Would you retype, word for word, the line with "Decode this image" and every line after it through the end of the records below?
== DATA LINES ==
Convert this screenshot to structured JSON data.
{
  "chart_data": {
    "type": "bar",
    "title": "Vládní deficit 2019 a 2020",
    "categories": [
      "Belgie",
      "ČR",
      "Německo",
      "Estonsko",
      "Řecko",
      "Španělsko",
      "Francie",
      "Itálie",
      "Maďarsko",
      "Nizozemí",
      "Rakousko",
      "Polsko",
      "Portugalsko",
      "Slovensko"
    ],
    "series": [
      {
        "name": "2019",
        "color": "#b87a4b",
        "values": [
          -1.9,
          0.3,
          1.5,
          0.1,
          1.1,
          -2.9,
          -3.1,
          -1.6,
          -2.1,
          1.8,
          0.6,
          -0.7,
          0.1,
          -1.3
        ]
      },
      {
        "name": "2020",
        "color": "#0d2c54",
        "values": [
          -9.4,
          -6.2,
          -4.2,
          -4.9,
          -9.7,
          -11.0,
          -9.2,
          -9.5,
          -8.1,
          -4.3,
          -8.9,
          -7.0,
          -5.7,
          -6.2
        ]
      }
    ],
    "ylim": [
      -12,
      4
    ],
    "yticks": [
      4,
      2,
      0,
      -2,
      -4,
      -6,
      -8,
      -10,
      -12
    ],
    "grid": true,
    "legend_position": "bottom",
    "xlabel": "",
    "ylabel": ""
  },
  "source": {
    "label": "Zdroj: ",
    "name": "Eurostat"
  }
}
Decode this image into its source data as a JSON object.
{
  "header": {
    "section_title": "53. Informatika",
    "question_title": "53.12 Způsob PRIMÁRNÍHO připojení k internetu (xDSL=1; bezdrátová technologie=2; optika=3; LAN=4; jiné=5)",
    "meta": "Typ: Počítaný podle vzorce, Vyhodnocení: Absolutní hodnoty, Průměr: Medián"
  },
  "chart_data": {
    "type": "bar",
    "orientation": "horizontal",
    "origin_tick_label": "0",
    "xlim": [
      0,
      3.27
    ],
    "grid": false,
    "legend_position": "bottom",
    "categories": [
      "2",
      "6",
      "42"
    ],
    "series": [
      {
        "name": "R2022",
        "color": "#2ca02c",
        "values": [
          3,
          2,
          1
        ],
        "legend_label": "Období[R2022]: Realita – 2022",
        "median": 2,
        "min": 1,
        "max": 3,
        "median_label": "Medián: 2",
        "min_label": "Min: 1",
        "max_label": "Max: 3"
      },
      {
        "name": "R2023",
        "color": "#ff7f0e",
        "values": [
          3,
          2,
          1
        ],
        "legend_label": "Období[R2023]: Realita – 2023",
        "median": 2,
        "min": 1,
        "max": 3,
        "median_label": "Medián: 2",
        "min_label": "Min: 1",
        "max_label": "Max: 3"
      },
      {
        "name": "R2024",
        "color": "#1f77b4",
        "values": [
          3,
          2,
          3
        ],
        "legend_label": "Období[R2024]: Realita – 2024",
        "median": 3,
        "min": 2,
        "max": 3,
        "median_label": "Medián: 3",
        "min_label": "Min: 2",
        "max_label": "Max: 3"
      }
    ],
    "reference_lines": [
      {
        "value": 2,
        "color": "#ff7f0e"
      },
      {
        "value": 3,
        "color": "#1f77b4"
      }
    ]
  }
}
===
■ SOLUTION TO THIS PROBLEM ■
Decode this image into its source data as a JSON object.
{
  "header": {
    "section_title": "53. Informatika",
    "question_title": "53.12 Způsob PRIMÁRNÍHO připojení k internetu (xDSL=1; bezdrátová technologie=2; optika=3; LAN=4; jiné=5)",
    "meta": "Typ: Počítaný podle vzorce, Vyhodnocení: Absolutní hodnoty, Průměr: Medián"
  },
  "chart_data": {
    "type": "bar",
    "orientation": "horizontal",
    "origin_tick_label": "0",
    "xlim": [
      0,
      3.27
    ],
    "grid": false,
    "legend_position": "bottom",
    "categories": [
      "2",
      "6",
      "42"
    ],
    "series": [
      {
        "name": "R2022",
        "color": "#2ca02c",
        "values": [
          3,
          2,
          1
        ],
        "legend_label": "Období[R2022]: Realita – 2022",
        "median": 2,
        "min": 1,
        "max": 3,
        "median_label": "Medián: 2",
        "min_label": "Min: 1",
        "max_label": "Max: 3"
      },
      {
        "name": "R2023",
        "color": "#ff7f0e",
        "values": [
          3,
          2,
          1
        ],
        "legend_label": "Období[R2023]: Realita – 2023",
        "median": 2,
        "min": 1,
        "max": 3,
        "median_label": "Medián: 2",
        "min_label": "Min: 1",
        "max_label": "Max: 3"
      },
      {
        "name": "R2024",
        "color": "#1f77b4",
        "values": [
          3,
          2,
          3
        ],
        "legend_label": "Období[R2024]: Realita – 2024",
        "median": 3,
        "min": 2,
        "max": 3,
        "median_label": "Medián: 3",
        "min_label": "Min: 2",
        "max_label": "Max: 3"
      }
    ],
    "reference_lines": [
      {
        "value": 2,
        "color": "#ff7f0e"
      },
      {
        "value": 3,
        "color": "#1f77b4"
      }
    ]
  }
}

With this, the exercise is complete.